(Layout annotation records)
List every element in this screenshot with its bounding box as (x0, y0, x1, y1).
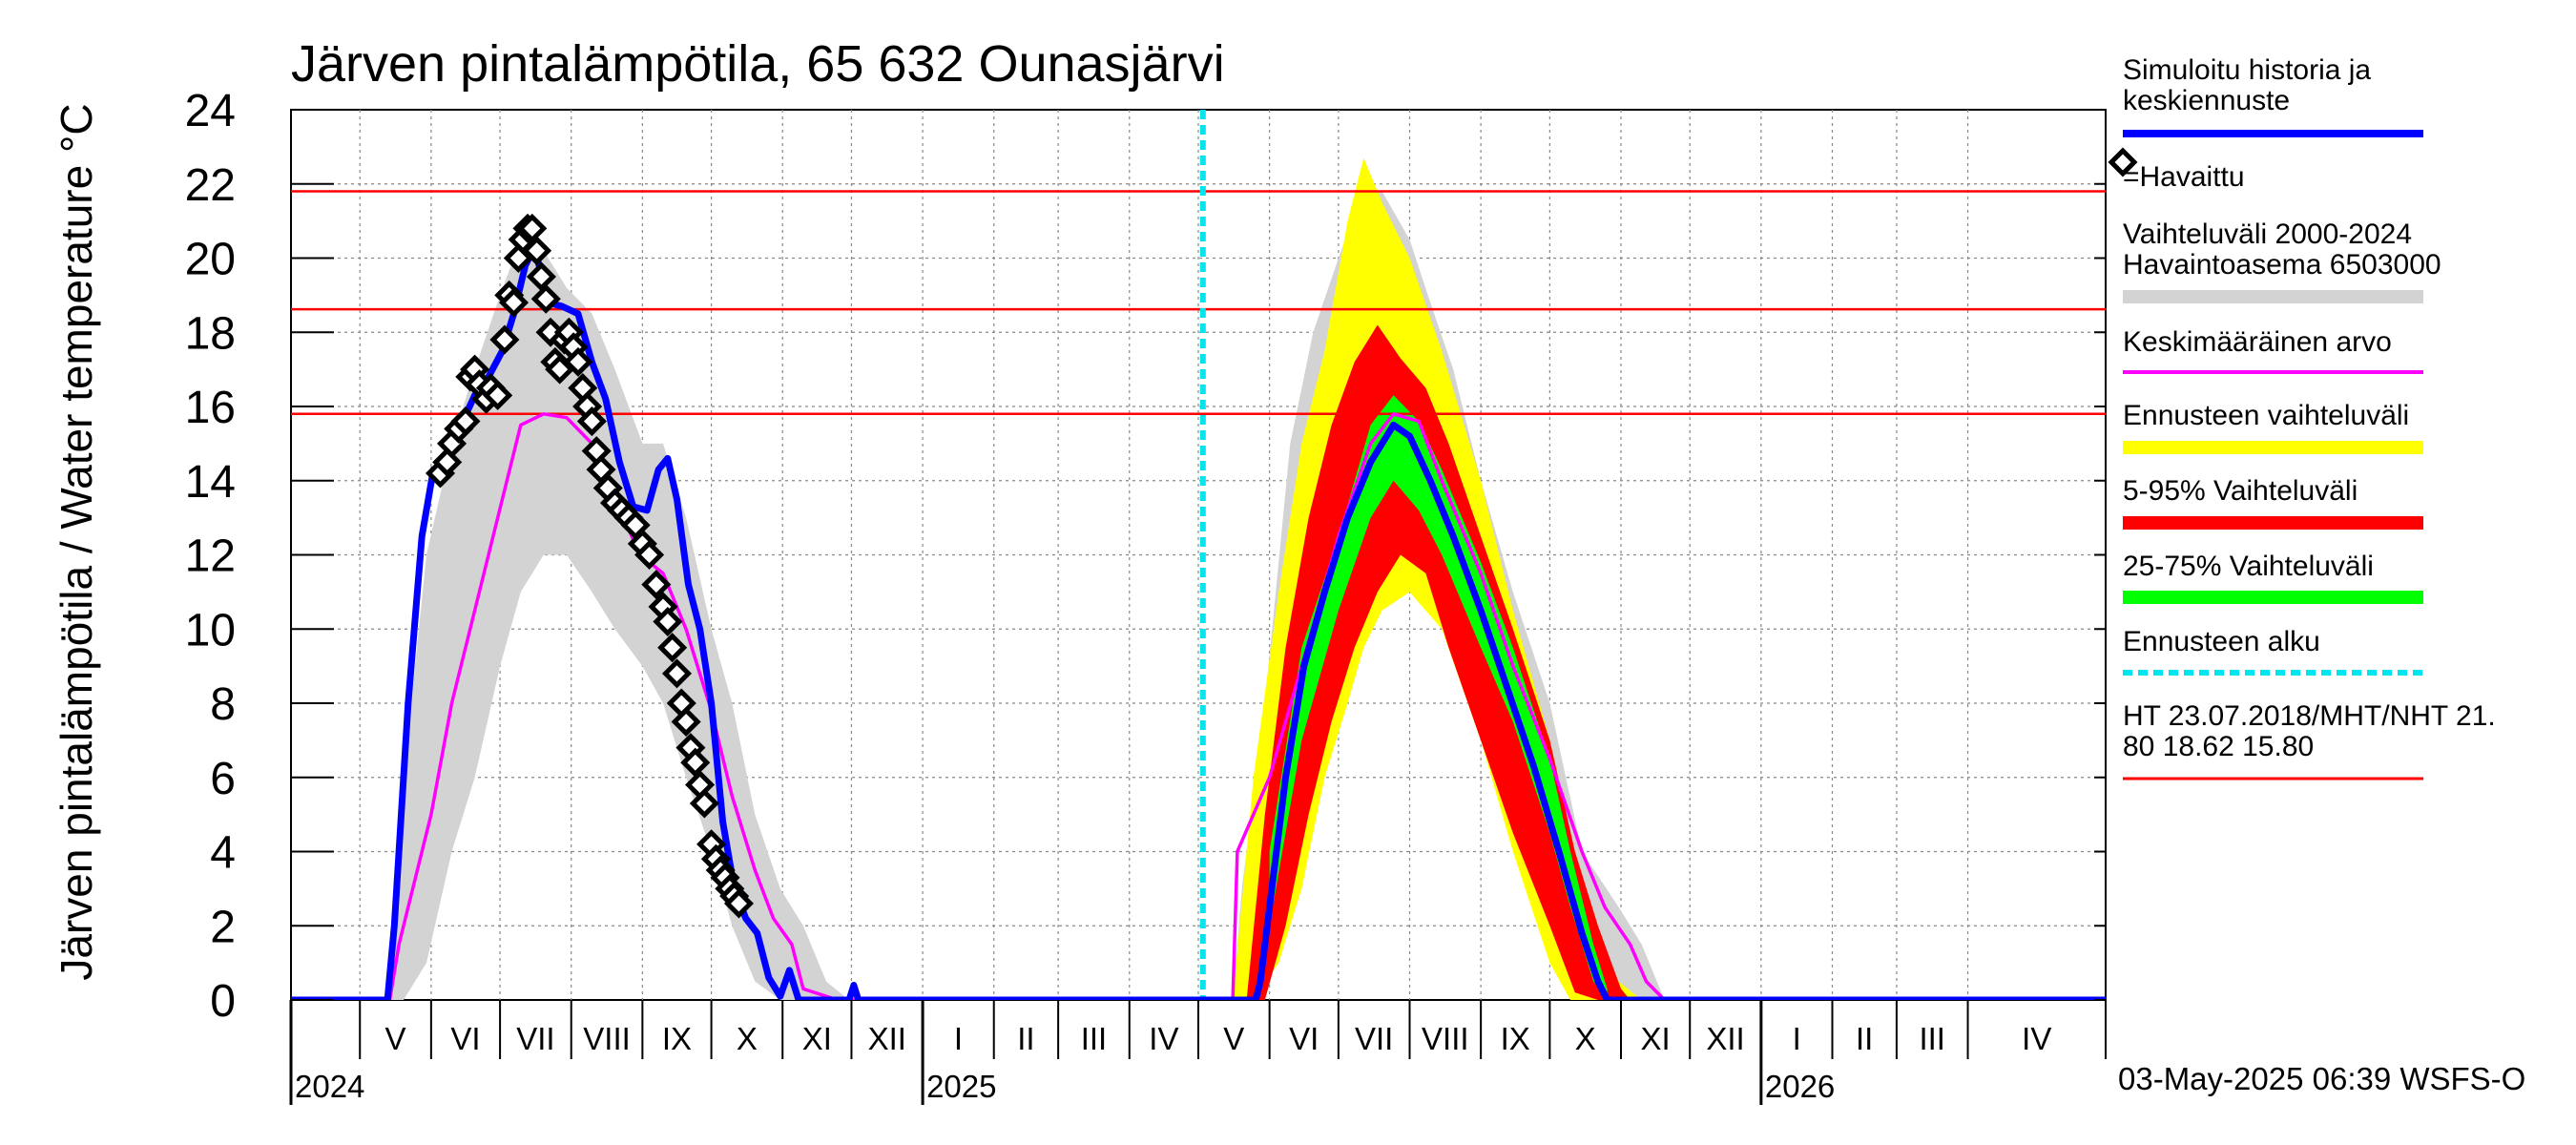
observed-point (680, 747, 711, 778)
observed-point (522, 236, 552, 266)
legend-label-range-hist: Havaintoasema 6503000 (2123, 249, 2441, 281)
observed-point (517, 213, 548, 243)
month-label: VIII (583, 1021, 631, 1056)
month-label: IX (662, 1021, 692, 1056)
observed-point (483, 380, 513, 410)
legend-label-forecast-range: Ennusteen vaihteluväli (2123, 400, 2409, 431)
observed-point (689, 788, 719, 819)
month-label: XII (868, 1021, 906, 1056)
observed-point (563, 346, 593, 377)
y-tick-label: 16 (185, 383, 236, 433)
plot-area (290, 109, 2107, 1001)
year-label: 2025 (926, 1069, 996, 1104)
y-tick-label: 18 (185, 308, 236, 359)
series-keskim-r-inen-arvo (387, 412, 1666, 1000)
observed-point (641, 570, 672, 600)
y-tick-label: 22 (185, 160, 236, 211)
month-label: II (1017, 1021, 1034, 1056)
y-tick-label: 2 (210, 902, 236, 952)
month-label: VIII (1422, 1021, 1469, 1056)
observed-point (723, 888, 755, 919)
observed-point (657, 633, 688, 663)
month-label: II (1856, 1021, 1873, 1056)
observed-point (576, 406, 607, 437)
month-label: V (1223, 1021, 1244, 1056)
observed-point (671, 706, 701, 737)
month-label: VII (516, 1021, 554, 1056)
year-label: 2024 (295, 1069, 364, 1104)
observed-point (653, 606, 683, 637)
month-label: IV (1149, 1021, 1178, 1056)
month-label: XI (1641, 1021, 1671, 1056)
observed-point (634, 539, 665, 571)
y-tick-label: 6 (210, 754, 236, 804)
observed-point (499, 287, 530, 318)
legend-label-range-hist: Vaihteluväli 2000-2024 (2123, 219, 2412, 250)
legend-label-p5-95: 5-95% Vaihteluväli (2123, 475, 2358, 507)
observed-point (450, 406, 481, 437)
month-label: X (1575, 1021, 1596, 1056)
legend-label-ref-lines: HT 23.07.2018/MHT/NHT 21. (2123, 700, 2496, 732)
legend-label-ref-lines: 80 18.62 15.80 (2123, 731, 2314, 762)
month-label: VI (450, 1021, 480, 1056)
month-label: III (1919, 1021, 1945, 1056)
band-vaihteluv-li-2000-2024-havaintoasema-6503000 (384, 239, 849, 1000)
y-tick-label: 10 (185, 605, 236, 656)
x-axis: V VI VII VIII IX X XI XII I II III IV V VI VII VIII IX X X… (289, 1000, 2107, 1105)
legend-label-mean: Keskimääräinen arvo (2123, 326, 2392, 358)
legend-label-forecast-start: Ennusteen alku (2123, 626, 2320, 657)
month-label: III (1081, 1021, 1108, 1056)
month-label: VI (1289, 1021, 1319, 1056)
y-tick-label: 4 (210, 828, 236, 879)
year-label: 2026 (1765, 1069, 1835, 1104)
legend-label-observed: =Havaittu (2123, 161, 2245, 193)
month-label: V (385, 1021, 406, 1056)
month-label: I (954, 1021, 963, 1056)
legend-label-simulated: Simuloitu historia ja (2123, 54, 2371, 86)
y-tick-label: 12 (185, 531, 236, 582)
month-label: I (1793, 1021, 1801, 1056)
month-label: XI (802, 1021, 832, 1056)
y-axis-label: Järven pintalämpötila / Water temperatur… (52, 103, 101, 980)
observed-point (661, 658, 693, 689)
observed-point (526, 261, 556, 292)
legend-label-p25-75: 25-75% Vaihteluväli (2123, 551, 2374, 582)
y-tick-label: 14 (185, 457, 236, 508)
band-5-95-vaihteluv-li (1246, 324, 1631, 1000)
y-tick-label: 0 (210, 976, 236, 1027)
footer-timestamp: 03-May-2025 06:39 WSFS-O (2118, 1061, 2525, 1096)
observed-point (530, 283, 561, 314)
y-tick-label: 20 (185, 235, 236, 285)
y-tick-label: 24 (185, 86, 236, 136)
legend-swatch-observed (2108, 147, 2138, 177)
band-25-75-vaihteluv-li (1269, 395, 1608, 1000)
month-label: X (737, 1021, 758, 1056)
month-label: IV (2022, 1021, 2051, 1056)
plot-series-group (291, 110, 2106, 1000)
observed-point (489, 324, 520, 355)
month-label: XII (1706, 1021, 1744, 1056)
chart-title: Järven pintalämpötila, 65 632 Ounasjärvi (291, 35, 1225, 93)
legend-label-simulated: keskiennuste (2123, 85, 2290, 116)
month-label: VII (1355, 1021, 1393, 1056)
y-tick-label: 8 (210, 679, 236, 730)
month-label: IX (1501, 1021, 1530, 1056)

→ Directive
Pull out every line of the records that contains the string "series", matching case exactly.

→ Exercise response
series-keskim-r-inen-arvo (387, 412, 1666, 1000)
plot-series-group (291, 110, 2106, 1000)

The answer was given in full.